REQUIRED WORK
(1) Reproduce the passage on solving a quadratic by factoring from "- I don't know" up to and including "out for yourself.".
(2) Turn the lines in the rows below, from the line with "x-tick-label: 2019 <box>267 379 295 392</box>" up to and including the line with "y-left-tick-label: 300 <box>16", into a JSON list of strings with one string per line, skipping blank lines.
>> start PASSAGE SHOWN
Solving a quadratic by factoring factoring quadratics
Solving a quadratic by factoring
- Welcome to solving a quadratic by factoring.
- Let's start doing some problems.
- So, let's say I had a function f of x is equal to x
- squared plus six x plus eight.
- Now if I were to graph f of x, the graph is going to
- look something like this.
- I don't know exactly what it's going to look like, but it's
- going to be a parabola and it's going to intersect the x-axis
- at a couple of points, here and here.
- And what we're going to try to do is determine what
- those two points are.
- So first of all, when a function intersects the
- x-axis, that means f of x is equal to zero.
- Because this is f of x-axis, similar to the y-axis.
- So here f of x is zero.
- So in order to solve this equation we set f of x to zero,
- and we get x squared plus six x plus eight is equal to zero.
- Now this might look like you could solve it pretty easily,
- but that x squared term messes things up and you could
- try it out for yourself.
- So we're going to do is factor this.
- And we're going to say that x squared plus six x plus eight, but
- this can be written as x plus something times x
- plus something.
- It will still equal that, except that's equal to zero.
- Now in this presentation, I'm going to just show you the
- systematic or you could say the mechanical way of doing this.
- I'm going to give you another presentation on why this works.
>> end PASSAGE SHOWN
>> start STORED DATA
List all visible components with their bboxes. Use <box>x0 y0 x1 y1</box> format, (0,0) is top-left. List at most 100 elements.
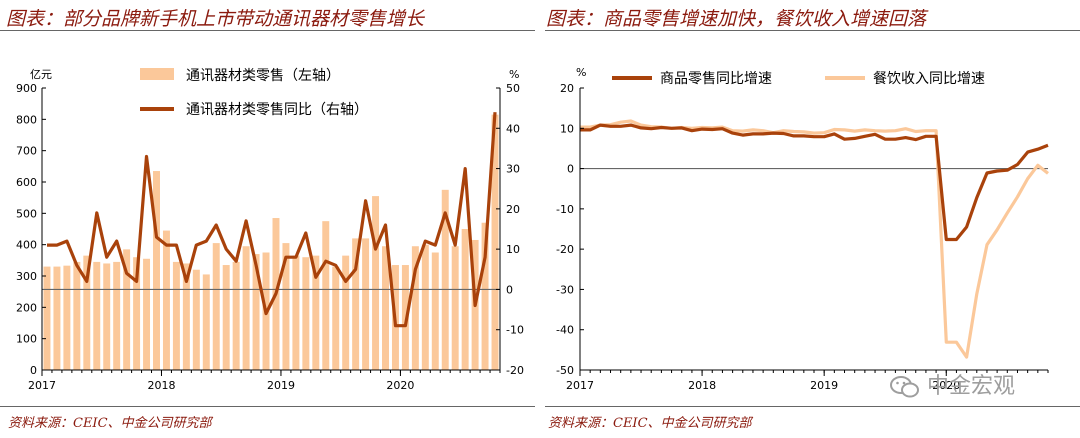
x-tick-label: 2019 <box>267 379 295 392</box>
bar-retail-14 <box>182 263 190 370</box>
bar-retail-4 <box>83 255 91 370</box>
y-left-tick-label: 600 <box>16 176 37 189</box>
bar-retail-18 <box>222 265 230 370</box>
y-left-tick-label: 300 <box>16 270 37 283</box>
y-tick-label: -30 <box>556 283 574 296</box>
bar-retail-16 <box>202 274 210 370</box>
bar-retail-33 <box>372 196 380 370</box>
bar-retail-24 <box>282 243 290 370</box>
bar-retail-3 <box>73 261 81 370</box>
y-right-tick-label: 10 <box>506 243 520 256</box>
y-unit: % <box>576 66 586 79</box>
bar-retail-44 <box>481 222 489 370</box>
y-left-tick-label: 500 <box>16 207 37 220</box>
y-right-tick-label: 20 <box>506 203 520 216</box>
bar-retail-29 <box>332 266 340 370</box>
legend-label-goods-retail: 商品零售同比增速 <box>660 71 772 87</box>
y-right-tick-label: 30 <box>506 163 520 176</box>
y-right-tick-label: 50 <box>506 82 520 95</box>
y-tick-label: 10 <box>560 122 574 135</box>
y-left-tick-label: 0 <box>30 364 37 377</box>
y-left-tick-label: 800 <box>16 113 37 126</box>
bar-retail-21 <box>252 254 260 370</box>
legend-label-line: 通讯器材类零售同比（右轴） <box>186 102 368 118</box>
bar-retail-26 <box>302 257 310 370</box>
bar-retail-7 <box>113 261 121 370</box>
bar-retail-8 <box>123 249 131 370</box>
y-tick-label: -20 <box>556 243 574 256</box>
x-tick-label: 2020 <box>386 379 414 392</box>
bar-retail-12 <box>162 230 170 370</box>
bar-retail-11 <box>153 171 160 370</box>
x-tick-label: 2020 <box>932 379 960 392</box>
right-source-rule <box>545 406 1080 407</box>
watermark: 中金宏观 <box>890 368 1015 400</box>
series-line-catering <box>580 119 1049 359</box>
bar-retail-0 <box>43 266 51 370</box>
y-tick-label: -50 <box>556 364 574 377</box>
right-source: 资料来源：CEIC、中金公司研究部 <box>548 416 752 431</box>
bar-retail-32 <box>362 238 370 370</box>
bar-retail-38 <box>421 244 429 370</box>
y-right-tick-label: -20 <box>506 364 524 377</box>
right-chart-title: 图表：商品零售增速加快，餐饮收入增速回落 <box>546 8 927 30</box>
bar-retail-28 <box>322 221 330 370</box>
bar-retail-17 <box>212 243 220 370</box>
bar-retail-2 <box>63 265 71 370</box>
bar-retail-39 <box>431 252 439 370</box>
y-tick-label: -10 <box>556 203 574 216</box>
bar-retail-42 <box>461 229 469 370</box>
y-left-tick-label: 400 <box>16 239 37 252</box>
series-line-goods-retail <box>580 123 1049 242</box>
right-panel: 图表：商品零售增速加快，餐饮收入增速回落 -50 -40 -30 -20 -10 0 10 2… <box>540 0 1080 438</box>
bar-retail-5 <box>93 261 101 370</box>
bar-retail-41 <box>451 246 459 370</box>
x-tick-label: 2018 <box>147 379 175 392</box>
y-right-unit: % <box>509 68 519 81</box>
left-source: 资料来源：CEIC、中金公司研究部 <box>8 416 212 431</box>
bar-retail-1 <box>53 266 61 370</box>
y-left-tick-label: 900 <box>16 82 37 95</box>
wechat-icon <box>890 374 927 399</box>
bar-retail-37 <box>411 246 419 370</box>
series-line-retail-yoy <box>47 112 497 328</box>
bar-retail-6 <box>103 263 111 370</box>
y-tick-label: 0 <box>567 163 574 176</box>
bar-retail-45 <box>491 114 499 370</box>
legend-swatch-bar <box>140 68 174 80</box>
left-source-rule <box>0 406 535 407</box>
y-right-tick-label: 0 <box>506 283 513 296</box>
left-chart: 0 100 200 300 400 500 600 700 800 900 -20 -10 0 10 20 3… <box>16 68 524 392</box>
left-panel: 图表：部分品牌新手机上市带动通讯器材零售增长 0 100 200 300 400 500 6… <box>0 8 535 431</box>
y-right-tick-label: -10 <box>506 324 524 337</box>
bar-retail-34 <box>382 246 389 370</box>
right-title-rule <box>545 30 1080 31</box>
y-tick-label: 20 <box>560 82 574 95</box>
y-left-tick-label: 100 <box>16 333 37 346</box>
bar-retail-9 <box>133 257 141 370</box>
x-tick-label: 2018 <box>688 379 716 392</box>
y-left-tick-label: 200 <box>16 301 37 314</box>
bar-retail-20 <box>242 246 250 370</box>
x-tick-label: 2019 <box>810 379 838 392</box>
y-right-tick-label: 40 <box>506 122 520 135</box>
left-title-rule <box>0 30 535 31</box>
y-left-unit: 亿元 <box>30 68 52 81</box>
watermark-text: 中金宏观 <box>927 374 1016 399</box>
legend-label-bar: 通讯器材类零售（左轴） <box>186 68 340 84</box>
legend-label-catering: 餐饮收入同比增速 <box>873 71 985 87</box>
bar-retail-15 <box>192 269 200 370</box>
y-tick-label: -40 <box>556 324 574 337</box>
y-left-tick-label: 700 <box>16 145 37 158</box>
bar-retail-19 <box>232 261 240 370</box>
x-tick-label: 2017 <box>28 379 56 392</box>
bar-retail-13 <box>172 261 180 370</box>
bar-retail-31 <box>352 238 360 370</box>
bar-retail-27 <box>312 255 320 370</box>
right-chart: -50 -40 -30 -20 -10 0 10 20 2017 2018 2019 2020% 商品零… <box>556 66 1049 392</box>
bar-retail-40 <box>441 189 449 370</box>
x-tick-label: 2017 <box>566 379 594 392</box>
bar-retail-30 <box>342 255 350 370</box>
left-chart-title: 图表：部分品牌新手机上市带动通讯器材零售增长 <box>6 8 425 30</box>
bar-retail-10 <box>143 258 151 370</box>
>> end STORED DATA
ANSWERS GIVEN
(1)
- I don't know exactly what it's going to look like, but it's
- going to be a parabola and it's going to intersect the x-axis
- at a couple of points, here and here.
- And what we're going to try to do is determine what
- those two points are.
- So first of all, when a function intersects the
- x-axis, that means f of x is equal to zero.
- Because this is f of x-axis, similar to the y-axis.
- So here f of x is zero.
- So in order to solve this equation we set f of x to zero,
- and we get x squared plus six x plus eight is equal to zero.
- Now this might look like you could solve it pretty easily,
- but that x squared term messes things up and you could
- try it out for yourself.

(2)
[
  "x-tick-label: 2019 <box>267 379 295 392</box>",
  "bar-retail-14 <box>182 263 190 370</box>",
  "bar-retail-4 <box>83 255 91 370</box>",
  "y-left-tick-label: 600 <box>16 176 37 189</box>",
  "bar-retail-18 <box>222 265 230 370</box>",
  "y-left-tick-label: 300 <box>16 270 37 283</box>"
]